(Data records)
-=-=-=-=-

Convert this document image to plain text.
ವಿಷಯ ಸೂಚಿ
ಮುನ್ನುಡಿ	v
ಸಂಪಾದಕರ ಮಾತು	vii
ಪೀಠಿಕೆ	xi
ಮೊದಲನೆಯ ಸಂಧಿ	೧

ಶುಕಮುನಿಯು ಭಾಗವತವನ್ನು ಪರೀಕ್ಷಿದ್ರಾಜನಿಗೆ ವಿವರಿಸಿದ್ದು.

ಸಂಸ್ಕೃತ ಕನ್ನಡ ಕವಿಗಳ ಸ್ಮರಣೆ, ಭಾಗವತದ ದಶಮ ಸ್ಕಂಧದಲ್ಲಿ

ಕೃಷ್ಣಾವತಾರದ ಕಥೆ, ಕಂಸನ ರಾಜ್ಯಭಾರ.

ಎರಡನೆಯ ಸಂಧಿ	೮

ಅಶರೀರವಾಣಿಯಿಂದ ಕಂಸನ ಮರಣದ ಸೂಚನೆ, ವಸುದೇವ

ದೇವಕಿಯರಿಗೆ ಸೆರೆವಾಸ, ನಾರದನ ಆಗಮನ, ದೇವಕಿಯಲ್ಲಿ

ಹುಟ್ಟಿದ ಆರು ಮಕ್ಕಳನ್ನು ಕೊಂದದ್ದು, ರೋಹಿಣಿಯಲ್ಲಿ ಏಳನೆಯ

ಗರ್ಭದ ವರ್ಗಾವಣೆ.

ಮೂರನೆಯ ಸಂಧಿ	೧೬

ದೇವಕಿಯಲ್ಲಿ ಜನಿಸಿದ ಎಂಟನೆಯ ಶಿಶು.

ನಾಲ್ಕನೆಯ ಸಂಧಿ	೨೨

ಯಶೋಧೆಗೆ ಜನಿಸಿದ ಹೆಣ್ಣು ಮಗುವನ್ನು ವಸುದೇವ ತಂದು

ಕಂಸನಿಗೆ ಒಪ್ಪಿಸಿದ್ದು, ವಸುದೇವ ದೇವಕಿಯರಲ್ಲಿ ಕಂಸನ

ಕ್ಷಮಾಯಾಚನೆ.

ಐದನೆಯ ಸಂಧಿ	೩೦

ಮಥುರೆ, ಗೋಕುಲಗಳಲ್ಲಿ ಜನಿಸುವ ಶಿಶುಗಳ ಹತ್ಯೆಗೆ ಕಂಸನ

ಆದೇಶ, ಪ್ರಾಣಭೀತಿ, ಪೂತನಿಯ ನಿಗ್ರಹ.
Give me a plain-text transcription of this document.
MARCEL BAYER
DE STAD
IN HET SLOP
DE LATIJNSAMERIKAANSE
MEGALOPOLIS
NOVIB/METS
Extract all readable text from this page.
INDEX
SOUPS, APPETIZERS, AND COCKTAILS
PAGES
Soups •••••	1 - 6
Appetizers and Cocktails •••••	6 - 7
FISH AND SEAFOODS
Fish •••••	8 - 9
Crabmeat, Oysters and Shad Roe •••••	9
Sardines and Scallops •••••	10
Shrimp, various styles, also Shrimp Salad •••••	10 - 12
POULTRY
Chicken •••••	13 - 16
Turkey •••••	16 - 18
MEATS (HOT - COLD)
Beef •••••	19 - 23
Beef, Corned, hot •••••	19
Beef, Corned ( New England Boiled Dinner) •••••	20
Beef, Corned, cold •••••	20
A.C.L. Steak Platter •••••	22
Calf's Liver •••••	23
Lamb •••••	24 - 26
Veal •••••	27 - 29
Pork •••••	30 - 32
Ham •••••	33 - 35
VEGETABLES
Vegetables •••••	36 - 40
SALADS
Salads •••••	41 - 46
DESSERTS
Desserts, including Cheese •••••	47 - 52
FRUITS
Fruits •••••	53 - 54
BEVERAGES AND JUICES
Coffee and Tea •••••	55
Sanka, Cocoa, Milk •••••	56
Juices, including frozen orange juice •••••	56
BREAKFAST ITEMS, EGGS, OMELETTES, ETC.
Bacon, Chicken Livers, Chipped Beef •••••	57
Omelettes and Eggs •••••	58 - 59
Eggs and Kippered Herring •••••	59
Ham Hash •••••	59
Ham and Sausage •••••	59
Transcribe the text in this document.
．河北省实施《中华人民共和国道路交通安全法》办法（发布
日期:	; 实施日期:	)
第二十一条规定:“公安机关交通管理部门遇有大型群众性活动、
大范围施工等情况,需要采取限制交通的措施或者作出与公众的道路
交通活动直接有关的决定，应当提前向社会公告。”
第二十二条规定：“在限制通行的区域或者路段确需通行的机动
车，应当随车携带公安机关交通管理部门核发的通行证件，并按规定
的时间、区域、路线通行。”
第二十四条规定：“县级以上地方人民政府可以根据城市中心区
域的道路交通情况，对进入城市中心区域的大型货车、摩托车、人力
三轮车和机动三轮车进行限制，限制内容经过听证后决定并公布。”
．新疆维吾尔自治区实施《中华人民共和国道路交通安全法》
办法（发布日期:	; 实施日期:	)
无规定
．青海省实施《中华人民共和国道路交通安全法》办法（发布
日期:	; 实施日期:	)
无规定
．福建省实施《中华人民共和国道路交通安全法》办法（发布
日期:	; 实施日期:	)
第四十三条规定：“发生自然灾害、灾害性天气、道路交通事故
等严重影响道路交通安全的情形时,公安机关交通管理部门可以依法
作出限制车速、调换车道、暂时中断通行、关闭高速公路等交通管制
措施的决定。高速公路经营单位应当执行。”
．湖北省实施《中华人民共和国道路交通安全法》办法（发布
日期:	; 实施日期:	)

-=-=-=-=-

#### Objective
Using the data above, output each line exactly.

#### Complete output
Convert this document image to plain text.
ವಿಷಯ ಸೂಚಿ
ಮುನ್ನುಡಿ	v
ಸಂಪಾದಕರ ಮಾತು	vii
ಪೀಠಿಕೆ	xi
ಮೊದಲನೆಯ ಸಂಧಿ	೧

ಶುಕಮುನಿಯು ಭಾಗವತವನ್ನು ಪರೀಕ್ಷಿದ್ರಾಜನಿಗೆ ವಿವರಿಸಿದ್ದು.

ಸಂಸ್ಕೃತ ಕನ್ನಡ ಕವಿಗಳ ಸ್ಮರಣೆ, ಭಾಗವತದ ದಶಮ ಸ್ಕಂಧದಲ್ಲಿ

ಕೃಷ್ಣಾವತಾರದ ಕಥೆ, ಕಂಸನ ರಾಜ್ಯಭಾರ.

ಎರಡನೆಯ ಸಂಧಿ	೮

ಅಶರೀರವಾಣಿಯಿಂದ ಕಂಸನ ಮರಣದ ಸೂಚನೆ, ವಸುದೇವ

ದೇವಕಿಯರಿಗೆ ಸೆರೆವಾಸ, ನಾರದನ ಆಗಮನ, ದೇವಕಿಯಲ್ಲಿ

ಹುಟ್ಟಿದ ಆರು ಮಕ್ಕಳನ್ನು ಕೊಂದದ್ದು, ರೋಹಿಣಿಯಲ್ಲಿ ಏಳನೆಯ

ಗರ್ಭದ ವರ್ಗಾವಣೆ.

ಮೂರನೆಯ ಸಂಧಿ	೧೬

ದೇವಕಿಯಲ್ಲಿ ಜನಿಸಿದ ಎಂಟನೆಯ ಶಿಶು.

ನಾಲ್ಕನೆಯ ಸಂಧಿ	೨೨

ಯಶೋಧೆಗೆ ಜನಿಸಿದ ಹೆಣ್ಣು ಮಗುವನ್ನು ವಸುದೇವ ತಂದು

ಕಂಸನಿಗೆ ಒಪ್ಪಿಸಿದ್ದು, ವಸುದೇವ ದೇವಕಿಯರಲ್ಲಿ ಕಂಸನ

ಕ್ಷಮಾಯಾಚನೆ.

ಐದನೆಯ ಸಂಧಿ	೩೦

ಮಥುರೆ, ಗೋಕುಲಗಳಲ್ಲಿ ಜನಿಸುವ ಶಿಶುಗಳ ಹತ್ಯೆಗೆ ಕಂಸನ

ಆದೇಶ, ಪ್ರಾಣಭೀತಿ, ಪೂತನಿಯ ನಿಗ್ರಹ.
Give me a plain-text transcription of this document.
MARCEL BAYER
DE STAD
IN HET SLOP
DE LATIJNSAMERIKAANSE
MEGALOPOLIS
NOVIB/METS
Extract all readable text from this page.
INDEX
SOUPS, APPETIZERS, AND COCKTAILS
PAGES
Soups •••••	1 - 6
Appetizers and Cocktails •••••	6 - 7
FISH AND SEAFOODS
Fish •••••	8 - 9
Crabmeat, Oysters and Shad Roe •••••	9
Sardines and Scallops •••••	10
Shrimp, various styles, also Shrimp Salad •••••	10 - 12
POULTRY
Chicken •••••	13 - 16
Turkey •••••	16 - 18
MEATS (HOT - COLD)
Beef •••••	19 - 23
Beef, Corned, hot •••••	19
Beef, Corned ( New England Boiled Dinner) •••••	20
Beef, Corned, cold •••••	20
A.C.L. Steak Platter •••••	22
Calf's Liver •••••	23
Lamb •••••	24 - 26
Veal •••••	27 - 29
Pork •••••	30 - 32
Ham •••••	33 - 35
VEGETABLES
Vegetables •••••	36 - 40
SALADS
Salads •••••	41 - 46
DESSERTS
Desserts, including Cheese •••••	47 - 52
FRUITS
Fruits •••••	53 - 54
BEVERAGES AND JUICES
Coffee and Tea •••••	55
Sanka, Cocoa, Milk •••••	56
Juices, including frozen orange juice •••••	56
BREAKFAST ITEMS, EGGS, OMELETTES, ETC.
Bacon, Chicken Livers, Chipped Beef •••••	57
Omelettes and Eggs •••••	58 - 59
Eggs and Kippered Herring •••••	59
Ham Hash •••••	59
Ham and Sausage •••••	59
Transcribe the text in this document.
．河北省实施《中华人民共和国道路交通安全法》办法（发布
日期:	; 实施日期:	)
第二十一条规定:“公安机关交通管理部门遇有大型群众性活动、
大范围施工等情况,需要采取限制交通的措施或者作出与公众的道路
交通活动直接有关的决定，应当提前向社会公告。”
第二十二条规定：“在限制通行的区域或者路段确需通行的机动
车，应当随车携带公安机关交通管理部门核发的通行证件，并按规定
的时间、区域、路线通行。”
第二十四条规定：“县级以上地方人民政府可以根据城市中心区
域的道路交通情况，对进入城市中心区域的大型货车、摩托车、人力
三轮车和机动三轮车进行限制，限制内容经过听证后决定并公布。”
．新疆维吾尔自治区实施《中华人民共和国道路交通安全法》
办法（发布日期:	; 实施日期:	)
无规定
．青海省实施《中华人民共和国道路交通安全法》办法（发布
日期:	; 实施日期:	)
无规定
．福建省实施《中华人民共和国道路交通安全法》办法（发布
日期:	; 实施日期:	)
第四十三条规定：“发生自然灾害、灾害性天气、道路交通事故
等严重影响道路交通安全的情形时,公安机关交通管理部门可以依法
作出限制车速、调换车道、暂时中断通行、关闭高速公路等交通管制
措施的决定。高速公路经营单位应当执行。”
．湖北省实施《中华人民共和国道路交通安全法》办法（发布
日期:	; 实施日期:	)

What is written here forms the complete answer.